### Your task
From the listing below, tally the lines that include "JSON". Return only the total.

Start of Provided records

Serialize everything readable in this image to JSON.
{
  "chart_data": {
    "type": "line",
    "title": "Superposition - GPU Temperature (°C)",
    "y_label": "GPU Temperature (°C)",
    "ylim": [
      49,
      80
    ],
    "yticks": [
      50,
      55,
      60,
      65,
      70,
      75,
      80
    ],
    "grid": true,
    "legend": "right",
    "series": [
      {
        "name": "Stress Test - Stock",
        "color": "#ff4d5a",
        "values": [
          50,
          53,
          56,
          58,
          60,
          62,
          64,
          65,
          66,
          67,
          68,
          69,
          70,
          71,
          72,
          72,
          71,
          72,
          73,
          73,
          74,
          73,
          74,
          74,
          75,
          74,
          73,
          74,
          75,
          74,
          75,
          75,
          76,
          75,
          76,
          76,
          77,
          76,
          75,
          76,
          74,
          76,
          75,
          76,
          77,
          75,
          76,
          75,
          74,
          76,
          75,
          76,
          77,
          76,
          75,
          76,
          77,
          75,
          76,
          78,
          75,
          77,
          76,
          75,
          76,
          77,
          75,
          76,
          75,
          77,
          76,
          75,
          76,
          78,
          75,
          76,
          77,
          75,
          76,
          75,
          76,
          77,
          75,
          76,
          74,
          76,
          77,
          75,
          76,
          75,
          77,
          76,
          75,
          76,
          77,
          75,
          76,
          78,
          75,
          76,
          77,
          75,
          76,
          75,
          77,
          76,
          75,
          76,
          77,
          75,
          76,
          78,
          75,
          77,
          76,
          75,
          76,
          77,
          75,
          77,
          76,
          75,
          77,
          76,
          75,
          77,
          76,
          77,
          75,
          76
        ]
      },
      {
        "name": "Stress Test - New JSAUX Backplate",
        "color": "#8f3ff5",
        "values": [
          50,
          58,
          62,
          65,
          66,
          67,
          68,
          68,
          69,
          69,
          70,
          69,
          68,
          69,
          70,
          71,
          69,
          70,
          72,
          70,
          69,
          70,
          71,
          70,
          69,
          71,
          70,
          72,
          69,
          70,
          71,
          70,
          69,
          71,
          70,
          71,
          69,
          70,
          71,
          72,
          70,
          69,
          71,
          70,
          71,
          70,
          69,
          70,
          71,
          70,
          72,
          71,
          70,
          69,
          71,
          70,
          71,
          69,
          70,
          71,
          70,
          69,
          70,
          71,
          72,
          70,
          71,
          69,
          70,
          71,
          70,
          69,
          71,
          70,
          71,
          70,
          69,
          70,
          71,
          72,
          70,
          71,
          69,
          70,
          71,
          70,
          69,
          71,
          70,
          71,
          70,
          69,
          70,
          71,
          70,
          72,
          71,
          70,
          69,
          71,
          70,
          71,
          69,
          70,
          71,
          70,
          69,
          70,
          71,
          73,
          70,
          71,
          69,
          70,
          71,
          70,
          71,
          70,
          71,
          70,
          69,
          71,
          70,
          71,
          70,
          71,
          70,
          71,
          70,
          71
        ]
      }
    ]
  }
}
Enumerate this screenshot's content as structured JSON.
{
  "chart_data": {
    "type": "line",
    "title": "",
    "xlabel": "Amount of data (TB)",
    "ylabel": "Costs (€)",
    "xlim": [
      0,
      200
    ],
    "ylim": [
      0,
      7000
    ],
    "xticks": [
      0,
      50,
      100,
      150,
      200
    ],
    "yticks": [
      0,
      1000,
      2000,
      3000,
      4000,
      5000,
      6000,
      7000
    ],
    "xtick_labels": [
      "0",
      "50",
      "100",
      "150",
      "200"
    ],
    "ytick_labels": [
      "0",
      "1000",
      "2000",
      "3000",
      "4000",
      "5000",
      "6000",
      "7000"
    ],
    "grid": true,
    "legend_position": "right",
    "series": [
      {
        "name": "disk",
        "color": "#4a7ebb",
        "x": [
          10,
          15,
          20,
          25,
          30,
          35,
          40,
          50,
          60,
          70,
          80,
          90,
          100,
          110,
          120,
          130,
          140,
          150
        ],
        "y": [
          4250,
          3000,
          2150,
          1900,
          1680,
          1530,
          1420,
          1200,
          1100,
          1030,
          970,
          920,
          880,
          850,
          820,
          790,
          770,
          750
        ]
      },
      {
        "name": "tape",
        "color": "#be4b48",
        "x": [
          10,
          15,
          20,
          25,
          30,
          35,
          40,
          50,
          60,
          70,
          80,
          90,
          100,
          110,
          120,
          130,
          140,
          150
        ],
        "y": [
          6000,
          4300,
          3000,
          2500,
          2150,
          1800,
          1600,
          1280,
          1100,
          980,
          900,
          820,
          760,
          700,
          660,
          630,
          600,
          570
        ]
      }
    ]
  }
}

End of Provided records

### Solution to this problem
2